» What the task asks: Write out the records word for word, with no pictures.

+ + + + +

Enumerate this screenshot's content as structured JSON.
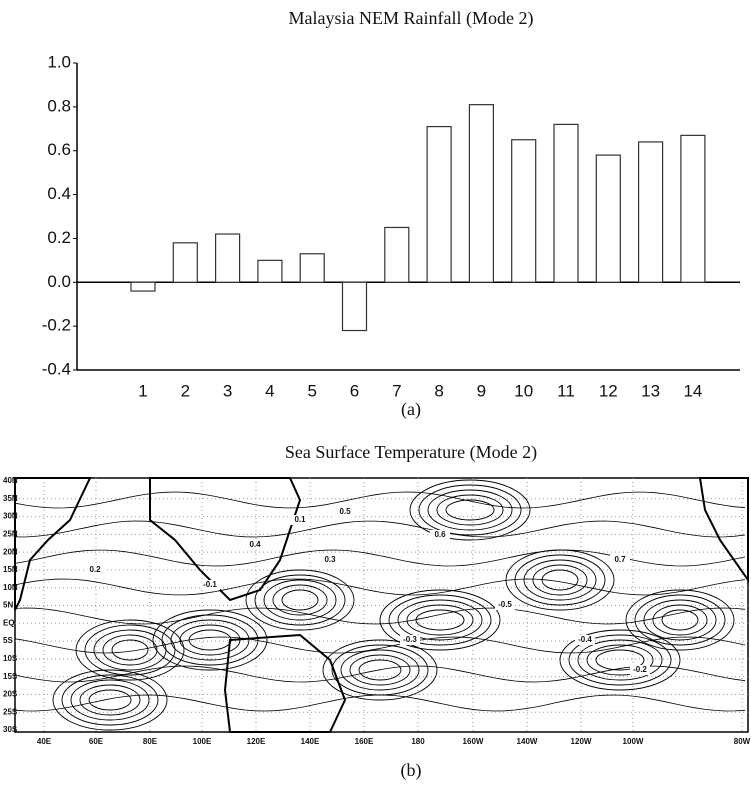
{
  "chart_data": {
    "type": "bar",
    "title": "Malaysia NEM Rainfall (Mode 2)",
    "caption": "(a)",
    "categories": [
      "1",
      "2",
      "3",
      "4",
      "5",
      "6",
      "7",
      "8",
      "9",
      "10",
      "11",
      "12",
      "13",
      "14"
    ],
    "values": [
      -0.04,
      0.18,
      0.22,
      0.1,
      0.13,
      -0.22,
      0.25,
      0.71,
      0.81,
      0.65,
      0.72,
      0.58,
      0.64,
      0.67
    ],
    "color": "#ffffff",
    "ylim": [
      -0.4,
      1.0
    ],
    "yticks": [
      {
        "value": 1.0,
        "label": "1.0"
      },
      0.8,
      0.6,
      0.4,
      0.2,
      {
        "value": 0.0,
        "label": "0.0"
      },
      -0.2,
      -0.4
    ],
    "grid": false
  },
  "panel_b": {
    "title": "Sea Surface Temperature (Mode 2)",
    "caption": "(b)",
    "lat_labels": [
      "40N",
      "35N",
      "30N",
      "25N",
      "20N",
      "15N",
      "10N",
      "5N",
      "EQ",
      "5S",
      "10S",
      "15S",
      "20S",
      "25S",
      "30S"
    ],
    "lon_labels": [
      "40E",
      "60E",
      "80E",
      "100E",
      "120E",
      "140E",
      "160E",
      "180",
      "160W",
      "140W",
      "120W",
      "100W",
      "80W"
    ],
    "contour_labels": [
      "0.2",
      "-0.1",
      "0.6",
      "-0.5",
      "0.3",
      "-0.3",
      "0.1",
      "-0.4",
      "-0.2",
      "0.4",
      "0.7",
      "0.5"
    ]
  }
}
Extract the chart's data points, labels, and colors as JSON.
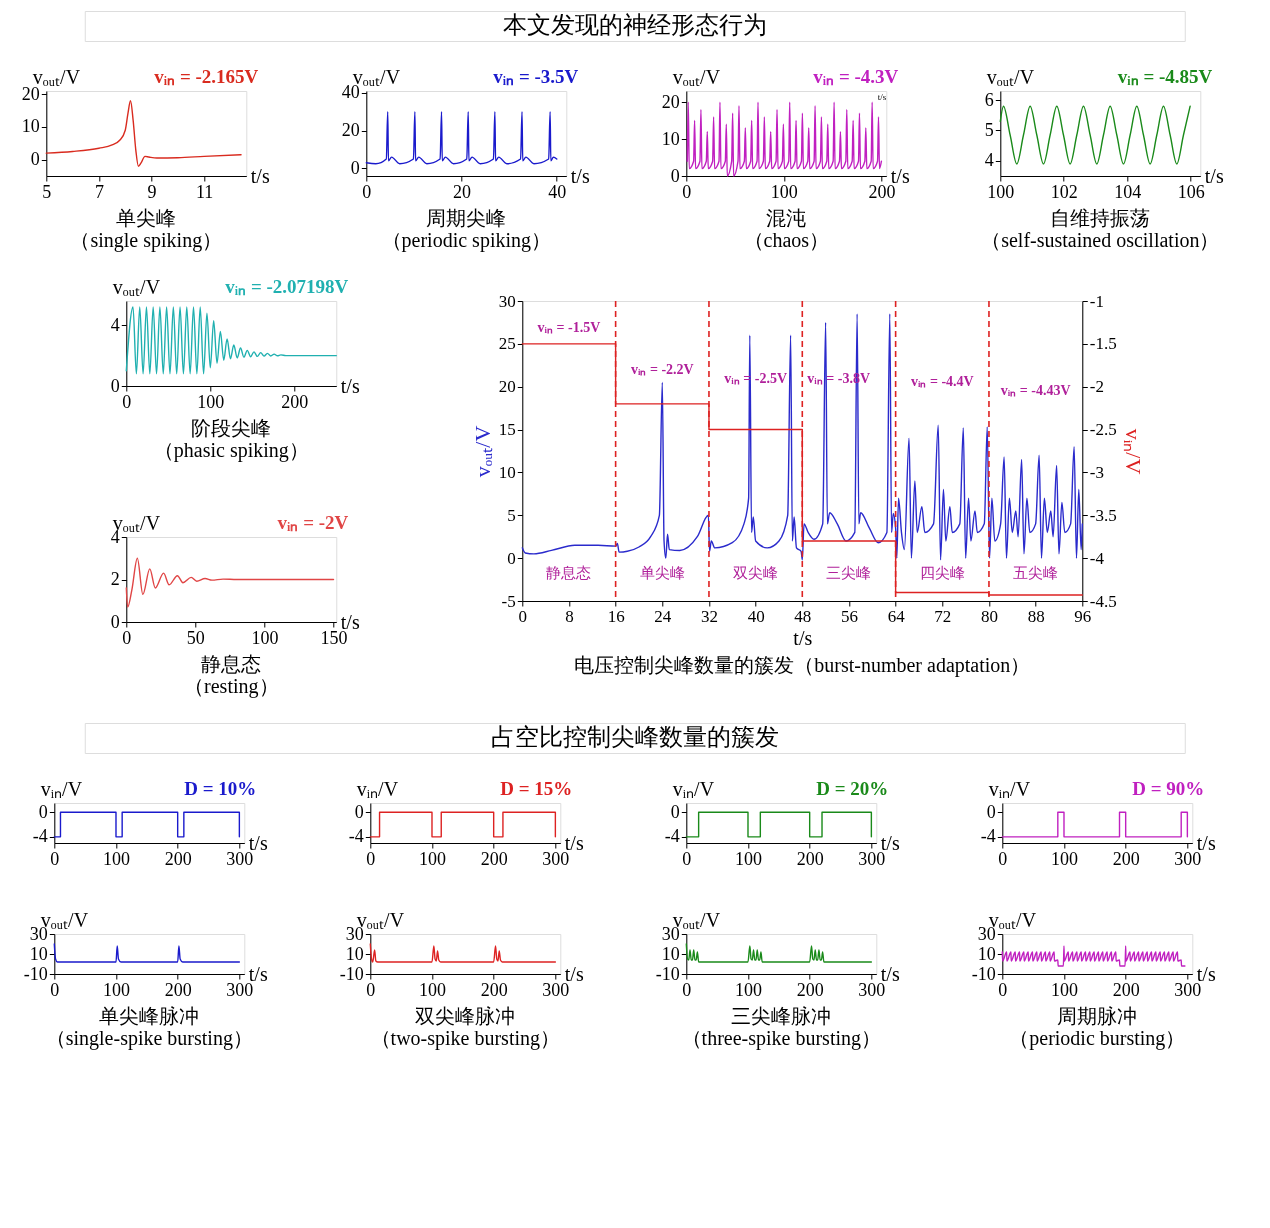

+ + + + +

» Written solution:
Enumerate this screenshot's content as structured JSON.
{
  "chart_data": {
    "type": "bar",
    "title": "Malaysia NEM Rainfall (Mode 2)",
    "caption": "(a)",
    "categories": [
      "1",
      "2",
      "3",
      "4",
      "5",
      "6",
      "7",
      "8",
      "9",
      "10",
      "11",
      "12",
      "13",
      "14"
    ],
    "values": [
      -0.04,
      0.18,
      0.22,
      0.1,
      0.13,
      -0.22,
      0.25,
      0.71,
      0.81,
      0.65,
      0.72,
      0.58,
      0.64,
      0.67
    ],
    "color": "#ffffff",
    "ylim": [
      -0.4,
      1.0
    ],
    "yticks": [
      {
        "value": 1.0,
        "label": "1.0"
      },
      0.8,
      0.6,
      0.4,
      0.2,
      {
        "value": 0.0,
        "label": "0.0"
      },
      -0.2,
      -0.4
    ],
    "grid": false
  },
  "panel_b": {
    "title": "Sea Surface Temperature (Mode 2)",
    "caption": "(b)",
    "lat_labels": [
      "40N",
      "35N",
      "30N",
      "25N",
      "20N",
      "15N",
      "10N",
      "5N",
      "EQ",
      "5S",
      "10S",
      "15S",
      "20S",
      "25S",
      "30S"
    ],
    "lon_labels": [
      "40E",
      "60E",
      "80E",
      "100E",
      "120E",
      "140E",
      "160E",
      "180",
      "160W",
      "140W",
      "120W",
      "100W",
      "80W"
    ],
    "contour_labels": [
      "0.2",
      "-0.1",
      "0.6",
      "-0.5",
      "0.3",
      "-0.3",
      "0.1",
      "-0.4",
      "-0.2",
      "0.4",
      "0.7",
      "0.5"
    ]
  }
}
Extract the chart's data points, labels, and colors as JSON.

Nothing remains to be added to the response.